Exercise requirements:
Reproduce the complete listing without any deviation.

Collected data:
···
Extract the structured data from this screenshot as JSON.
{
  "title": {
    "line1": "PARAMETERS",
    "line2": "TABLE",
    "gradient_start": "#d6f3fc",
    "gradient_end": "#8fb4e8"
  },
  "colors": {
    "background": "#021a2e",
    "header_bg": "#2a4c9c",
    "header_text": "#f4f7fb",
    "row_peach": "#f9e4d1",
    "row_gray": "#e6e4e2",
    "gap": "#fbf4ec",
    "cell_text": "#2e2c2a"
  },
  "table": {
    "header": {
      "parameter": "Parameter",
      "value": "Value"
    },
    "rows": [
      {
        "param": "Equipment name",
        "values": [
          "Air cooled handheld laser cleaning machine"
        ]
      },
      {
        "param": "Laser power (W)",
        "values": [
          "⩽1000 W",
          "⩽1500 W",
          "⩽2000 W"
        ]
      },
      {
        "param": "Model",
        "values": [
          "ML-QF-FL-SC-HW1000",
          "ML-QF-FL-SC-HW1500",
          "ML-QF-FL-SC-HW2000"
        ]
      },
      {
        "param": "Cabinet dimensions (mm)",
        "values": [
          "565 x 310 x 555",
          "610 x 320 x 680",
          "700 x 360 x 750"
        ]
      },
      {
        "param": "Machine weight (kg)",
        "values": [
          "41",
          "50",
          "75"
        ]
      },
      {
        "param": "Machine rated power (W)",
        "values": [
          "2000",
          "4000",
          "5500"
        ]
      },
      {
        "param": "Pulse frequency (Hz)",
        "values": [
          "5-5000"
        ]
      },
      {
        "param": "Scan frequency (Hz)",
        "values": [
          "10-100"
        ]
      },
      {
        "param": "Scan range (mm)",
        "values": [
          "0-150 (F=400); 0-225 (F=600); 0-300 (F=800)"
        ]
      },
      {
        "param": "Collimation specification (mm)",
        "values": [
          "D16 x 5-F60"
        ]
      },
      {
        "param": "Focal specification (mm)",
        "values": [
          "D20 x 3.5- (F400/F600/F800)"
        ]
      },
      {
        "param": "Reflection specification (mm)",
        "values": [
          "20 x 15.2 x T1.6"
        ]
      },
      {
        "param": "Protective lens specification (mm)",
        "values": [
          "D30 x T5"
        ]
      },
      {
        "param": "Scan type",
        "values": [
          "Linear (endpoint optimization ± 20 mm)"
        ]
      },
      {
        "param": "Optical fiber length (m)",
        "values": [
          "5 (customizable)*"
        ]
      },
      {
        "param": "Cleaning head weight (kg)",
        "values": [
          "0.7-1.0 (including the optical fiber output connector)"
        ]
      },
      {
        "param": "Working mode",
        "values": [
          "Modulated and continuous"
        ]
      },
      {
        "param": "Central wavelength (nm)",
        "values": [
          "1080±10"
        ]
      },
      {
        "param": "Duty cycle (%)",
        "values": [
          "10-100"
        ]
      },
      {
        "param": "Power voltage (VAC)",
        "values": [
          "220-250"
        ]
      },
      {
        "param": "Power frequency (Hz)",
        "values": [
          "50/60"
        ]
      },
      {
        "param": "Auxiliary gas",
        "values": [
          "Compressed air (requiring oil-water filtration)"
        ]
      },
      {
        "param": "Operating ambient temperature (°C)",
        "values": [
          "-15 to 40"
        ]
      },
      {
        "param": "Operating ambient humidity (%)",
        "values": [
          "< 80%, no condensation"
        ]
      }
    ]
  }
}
···
Final answer:
Extract the structured data from this screenshot as JSON.
{
  "title": {
    "line1": "PARAMETERS",
    "line2": "TABLE",
    "gradient_start": "#d6f3fc",
    "gradient_end": "#8fb4e8"
  },
  "colors": {
    "background": "#021a2e",
    "header_bg": "#2a4c9c",
    "header_text": "#f4f7fb",
    "row_peach": "#f9e4d1",
    "row_gray": "#e6e4e2",
    "gap": "#fbf4ec",
    "cell_text": "#2e2c2a"
  },
  "table": {
    "header": {
      "parameter": "Parameter",
      "value": "Value"
    },
    "rows": [
      {
        "param": "Equipment name",
        "values": [
          "Air cooled handheld laser cleaning machine"
        ]
      },
      {
        "param": "Laser power (W)",
        "values": [
          "⩽1000 W",
          "⩽1500 W",
          "⩽2000 W"
        ]
      },
      {
        "param": "Model",
        "values": [
          "ML-QF-FL-SC-HW1000",
          "ML-QF-FL-SC-HW1500",
          "ML-QF-FL-SC-HW2000"
        ]
      },
      {
        "param": "Cabinet dimensions (mm)",
        "values": [
          "565 x 310 x 555",
          "610 x 320 x 680",
          "700 x 360 x 750"
        ]
      },
      {
        "param": "Machine weight (kg)",
        "values": [
          "41",
          "50",
          "75"
        ]
      },
      {
        "param": "Machine rated power (W)",
        "values": [
          "2000",
          "4000",
          "5500"
        ]
      },
      {
        "param": "Pulse frequency (Hz)",
        "values": [
          "5-5000"
        ]
      },
      {
        "param": "Scan frequency (Hz)",
        "values": [
          "10-100"
        ]
      },
      {
        "param": "Scan range (mm)",
        "values": [
          "0-150 (F=400); 0-225 (F=600); 0-300 (F=800)"
        ]
      },
      {
        "param": "Collimation specification (mm)",
        "values": [
          "D16 x 5-F60"
        ]
      },
      {
        "param": "Focal specification (mm)",
        "values": [
          "D20 x 3.5- (F400/F600/F800)"
        ]
      },
      {
        "param": "Reflection specification (mm)",
        "values": [
          "20 x 15.2 x T1.6"
        ]
      },
      {
        "param": "Protective lens specification (mm)",
        "values": [
          "D30 x T5"
        ]
      },
      {
        "param": "Scan type",
        "values": [
          "Linear (endpoint optimization ± 20 mm)"
        ]
      },
      {
        "param": "Optical fiber length (m)",
        "values": [
          "5 (customizable)*"
        ]
      },
      {
        "param": "Cleaning head weight (kg)",
        "values": [
          "0.7-1.0 (including the optical fiber output connector)"
        ]
      },
      {
        "param": "Working mode",
        "values": [
          "Modulated and continuous"
        ]
      },
      {
        "param": "Central wavelength (nm)",
        "values": [
          "1080±10"
        ]
      },
      {
        "param": "Duty cycle (%)",
        "values": [
          "10-100"
        ]
      },
      {
        "param": "Power voltage (VAC)",
        "values": [
          "220-250"
        ]
      },
      {
        "param": "Power frequency (Hz)",
        "values": [
          "50/60"
        ]
      },
      {
        "param": "Auxiliary gas",
        "values": [
          "Compressed air (requiring oil-water filtration)"
        ]
      },
      {
        "param": "Operating ambient temperature (°C)",
        "values": [
          "-15 to 40"
        ]
      },
      {
        "param": "Operating ambient humidity (%)",
        "values": [
          "< 80%, no condensation"
        ]
      }
    ]
  }
}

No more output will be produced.